AVAILABLE DATA.
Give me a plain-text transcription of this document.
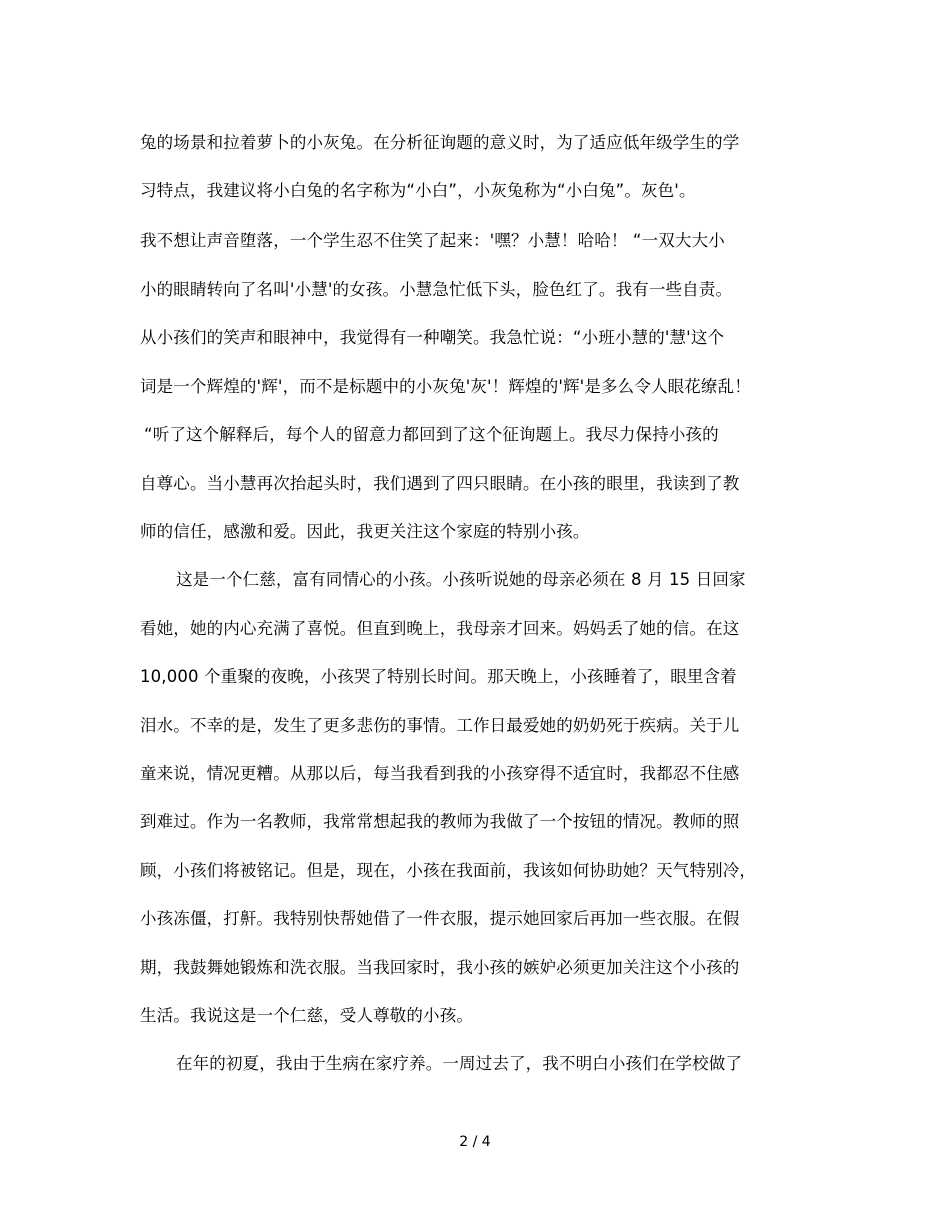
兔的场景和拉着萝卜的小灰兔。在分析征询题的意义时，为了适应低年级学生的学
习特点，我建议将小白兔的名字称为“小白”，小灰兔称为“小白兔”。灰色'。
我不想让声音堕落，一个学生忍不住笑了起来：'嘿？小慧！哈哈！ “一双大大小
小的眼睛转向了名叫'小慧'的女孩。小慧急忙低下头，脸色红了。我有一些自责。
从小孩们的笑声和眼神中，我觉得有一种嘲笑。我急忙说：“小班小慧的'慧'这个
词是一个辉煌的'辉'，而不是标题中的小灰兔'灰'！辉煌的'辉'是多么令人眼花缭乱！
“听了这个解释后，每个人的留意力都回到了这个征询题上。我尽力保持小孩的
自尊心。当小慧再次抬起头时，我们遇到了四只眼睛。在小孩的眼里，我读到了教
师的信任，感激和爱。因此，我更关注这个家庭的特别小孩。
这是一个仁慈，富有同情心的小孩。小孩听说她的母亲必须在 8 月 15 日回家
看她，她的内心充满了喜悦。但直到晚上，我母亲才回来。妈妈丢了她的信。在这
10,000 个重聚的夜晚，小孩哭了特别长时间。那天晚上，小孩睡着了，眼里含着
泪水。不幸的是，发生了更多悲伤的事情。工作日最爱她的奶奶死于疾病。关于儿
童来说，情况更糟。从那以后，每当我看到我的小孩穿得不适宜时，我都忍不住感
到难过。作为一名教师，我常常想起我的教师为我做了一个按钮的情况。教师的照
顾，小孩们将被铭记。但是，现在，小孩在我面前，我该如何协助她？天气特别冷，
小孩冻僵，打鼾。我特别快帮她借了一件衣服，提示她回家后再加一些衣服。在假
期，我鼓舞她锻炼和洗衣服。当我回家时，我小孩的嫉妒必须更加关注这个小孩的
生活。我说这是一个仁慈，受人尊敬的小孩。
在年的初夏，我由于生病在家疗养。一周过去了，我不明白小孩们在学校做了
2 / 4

--

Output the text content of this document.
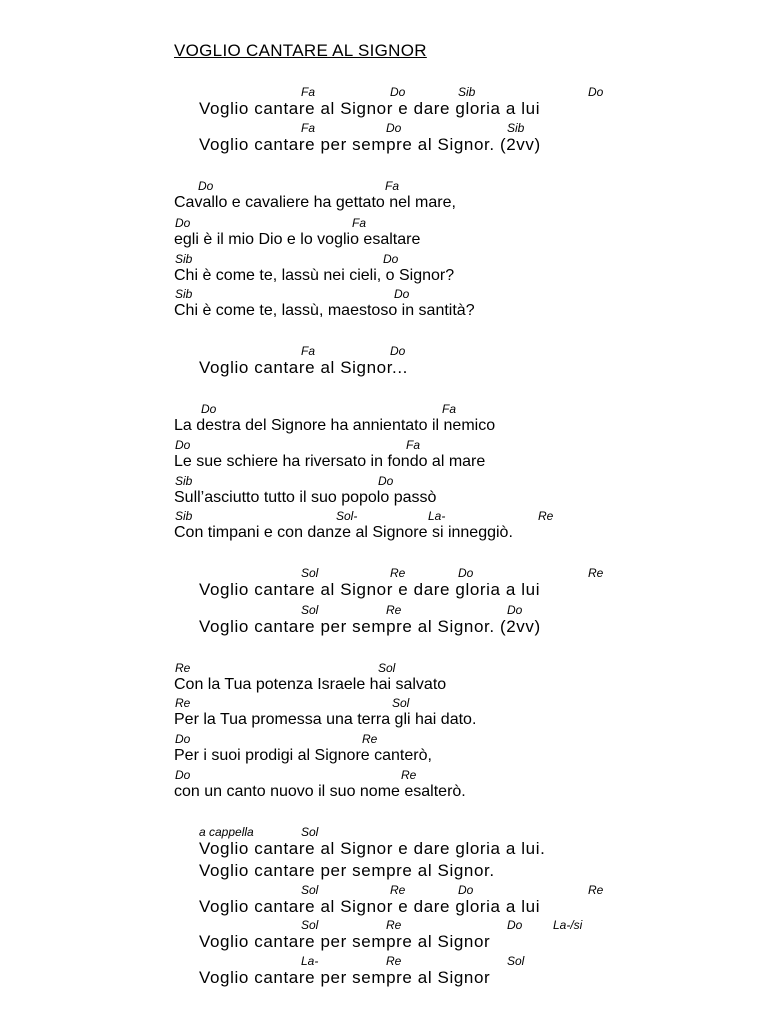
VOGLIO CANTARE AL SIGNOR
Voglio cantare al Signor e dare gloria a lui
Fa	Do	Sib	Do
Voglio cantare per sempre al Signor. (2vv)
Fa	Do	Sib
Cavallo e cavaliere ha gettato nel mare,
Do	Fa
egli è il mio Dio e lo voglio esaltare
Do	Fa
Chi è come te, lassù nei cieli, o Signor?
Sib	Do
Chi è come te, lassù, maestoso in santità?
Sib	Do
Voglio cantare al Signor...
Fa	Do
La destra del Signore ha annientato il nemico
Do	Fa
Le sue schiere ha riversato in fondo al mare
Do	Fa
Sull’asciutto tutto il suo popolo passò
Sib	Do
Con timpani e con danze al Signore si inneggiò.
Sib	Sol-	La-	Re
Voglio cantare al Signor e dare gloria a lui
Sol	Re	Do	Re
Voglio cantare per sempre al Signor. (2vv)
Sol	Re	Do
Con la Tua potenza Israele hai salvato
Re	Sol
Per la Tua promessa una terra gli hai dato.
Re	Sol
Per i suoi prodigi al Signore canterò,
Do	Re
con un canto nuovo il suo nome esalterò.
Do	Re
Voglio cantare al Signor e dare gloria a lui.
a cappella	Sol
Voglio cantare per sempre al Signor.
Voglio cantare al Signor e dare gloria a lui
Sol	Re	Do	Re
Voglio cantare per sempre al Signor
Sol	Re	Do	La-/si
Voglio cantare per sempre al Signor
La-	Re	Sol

==

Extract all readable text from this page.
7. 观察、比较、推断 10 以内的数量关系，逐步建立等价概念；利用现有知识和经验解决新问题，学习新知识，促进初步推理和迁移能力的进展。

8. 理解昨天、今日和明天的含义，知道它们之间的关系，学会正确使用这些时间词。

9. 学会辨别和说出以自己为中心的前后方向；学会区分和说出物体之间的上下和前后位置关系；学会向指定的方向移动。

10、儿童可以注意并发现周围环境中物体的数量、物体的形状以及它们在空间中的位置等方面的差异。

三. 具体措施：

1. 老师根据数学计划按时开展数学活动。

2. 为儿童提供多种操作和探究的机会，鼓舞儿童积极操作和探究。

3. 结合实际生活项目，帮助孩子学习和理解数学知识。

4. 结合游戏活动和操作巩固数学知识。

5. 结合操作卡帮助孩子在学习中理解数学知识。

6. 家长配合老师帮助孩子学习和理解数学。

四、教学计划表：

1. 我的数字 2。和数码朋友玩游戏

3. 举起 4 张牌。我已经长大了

WHAT IS REQUIRED.
Take every line above carrying "this" and return it.

ANSWER IN FULL.
Give me a plain-text transcription of this document.
Output the text content of this document.
Extract all readable text from this page.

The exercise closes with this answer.